Data entries for graphics

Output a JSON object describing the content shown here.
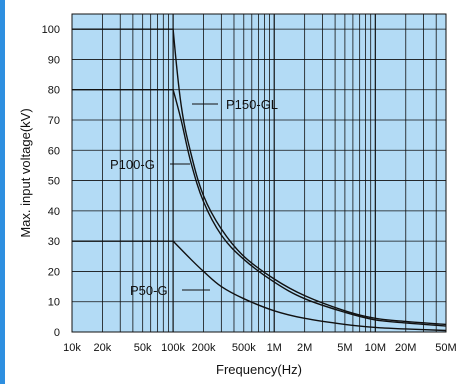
{
  "chart_data": {
    "type": "line",
    "title": "",
    "xlabel": "Frequency(Hz)",
    "ylabel": "Max. input voltage(kV)",
    "x_scale": "log",
    "xlim": [
      10000,
      50000000
    ],
    "ylim": [
      0,
      105
    ],
    "grid": true,
    "x_ticks": [
      {
        "value": 10000,
        "label": "10k"
      },
      {
        "value": 20000,
        "label": "20k"
      },
      {
        "value": 50000,
        "label": "50k"
      },
      {
        "value": 100000,
        "label": "100k"
      },
      {
        "value": 200000,
        "label": "200k"
      },
      {
        "value": 500000,
        "label": "500k"
      },
      {
        "value": 1000000,
        "label": "1M"
      },
      {
        "value": 2000000,
        "label": "2M"
      },
      {
        "value": 5000000,
        "label": "5M"
      },
      {
        "value": 10000000,
        "label": "10M"
      },
      {
        "value": 20000000,
        "label": "20M"
      },
      {
        "value": 50000000,
        "label": "50M"
      }
    ],
    "y_ticks": [
      0,
      10,
      20,
      30,
      40,
      50,
      60,
      70,
      80,
      90,
      100
    ],
    "series": [
      {
        "name": "P150-GL",
        "points": [
          [
            10000,
            100
          ],
          [
            100000,
            100
          ],
          [
            120000,
            75
          ],
          [
            150000,
            59
          ],
          [
            200000,
            45
          ],
          [
            300000,
            34
          ],
          [
            500000,
            25
          ],
          [
            1000000,
            17.5
          ],
          [
            2000000,
            12
          ],
          [
            5000000,
            7
          ],
          [
            10000000,
            4.5
          ],
          [
            20000000,
            3.5
          ],
          [
            50000000,
            2.5
          ]
        ]
      },
      {
        "name": "P100-G",
        "points": [
          [
            10000,
            80
          ],
          [
            100000,
            80
          ],
          [
            120000,
            70
          ],
          [
            150000,
            56
          ],
          [
            200000,
            43
          ],
          [
            300000,
            32
          ],
          [
            500000,
            24
          ],
          [
            1000000,
            16.5
          ],
          [
            2000000,
            11
          ],
          [
            5000000,
            6.5
          ],
          [
            10000000,
            4
          ],
          [
            20000000,
            3
          ],
          [
            50000000,
            2
          ]
        ]
      },
      {
        "name": "P50-G",
        "points": [
          [
            10000,
            30
          ],
          [
            100000,
            30
          ],
          [
            150000,
            24
          ],
          [
            200000,
            20
          ],
          [
            300000,
            15
          ],
          [
            500000,
            11
          ],
          [
            1000000,
            7
          ],
          [
            2000000,
            4.5
          ],
          [
            5000000,
            2.5
          ],
          [
            10000000,
            1.5
          ],
          [
            20000000,
            1
          ],
          [
            50000000,
            0.5
          ]
        ]
      }
    ],
    "colors": {
      "plot_background": "#b3dbf5",
      "lines": "#111111",
      "edge_bar": "#2e8fe0"
    }
  }
}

• [Problem description]
Leave out the pictures and copy everything else in the records word for word.

• [Full answer]
Output a JSON object describing the content shown here.
{
  "chart_data": {
    "type": "line",
    "title": "",
    "xlabel": "Frequency(Hz)",
    "ylabel": "Max. input voltage(kV)",
    "x_scale": "log",
    "xlim": [
      10000,
      50000000
    ],
    "ylim": [
      0,
      105
    ],
    "grid": true,
    "x_ticks": [
      {
        "value": 10000,
        "label": "10k"
      },
      {
        "value": 20000,
        "label": "20k"
      },
      {
        "value": 50000,
        "label": "50k"
      },
      {
        "value": 100000,
        "label": "100k"
      },
      {
        "value": 200000,
        "label": "200k"
      },
      {
        "value": 500000,
        "label": "500k"
      },
      {
        "value": 1000000,
        "label": "1M"
      },
      {
        "value": 2000000,
        "label": "2M"
      },
      {
        "value": 5000000,
        "label": "5M"
      },
      {
        "value": 10000000,
        "label": "10M"
      },
      {
        "value": 20000000,
        "label": "20M"
      },
      {
        "value": 50000000,
        "label": "50M"
      }
    ],
    "y_ticks": [
      0,
      10,
      20,
      30,
      40,
      50,
      60,
      70,
      80,
      90,
      100
    ],
    "series": [
      {
        "name": "P150-GL",
        "points": [
          [
            10000,
            100
          ],
          [
            100000,
            100
          ],
          [
            120000,
            75
          ],
          [
            150000,
            59
          ],
          [
            200000,
            45
          ],
          [
            300000,
            34
          ],
          [
            500000,
            25
          ],
          [
            1000000,
            17.5
          ],
          [
            2000000,
            12
          ],
          [
            5000000,
            7
          ],
          [
            10000000,
            4.5
          ],
          [
            20000000,
            3.5
          ],
          [
            50000000,
            2.5
          ]
        ]
      },
      {
        "name": "P100-G",
        "points": [
          [
            10000,
            80
          ],
          [
            100000,
            80
          ],
          [
            120000,
            70
          ],
          [
            150000,
            56
          ],
          [
            200000,
            43
          ],
          [
            300000,
            32
          ],
          [
            500000,
            24
          ],
          [
            1000000,
            16.5
          ],
          [
            2000000,
            11
          ],
          [
            5000000,
            6.5
          ],
          [
            10000000,
            4
          ],
          [
            20000000,
            3
          ],
          [
            50000000,
            2
          ]
        ]
      },
      {
        "name": "P50-G",
        "points": [
          [
            10000,
            30
          ],
          [
            100000,
            30
          ],
          [
            150000,
            24
          ],
          [
            200000,
            20
          ],
          [
            300000,
            15
          ],
          [
            500000,
            11
          ],
          [
            1000000,
            7
          ],
          [
            2000000,
            4.5
          ],
          [
            5000000,
            2.5
          ],
          [
            10000000,
            1.5
          ],
          [
            20000000,
            1
          ],
          [
            50000000,
            0.5
          ]
        ]
      }
    ],
    "colors": {
      "plot_background": "#b3dbf5",
      "lines": "#111111",
      "edge_bar": "#2e8fe0"
    }
  }
}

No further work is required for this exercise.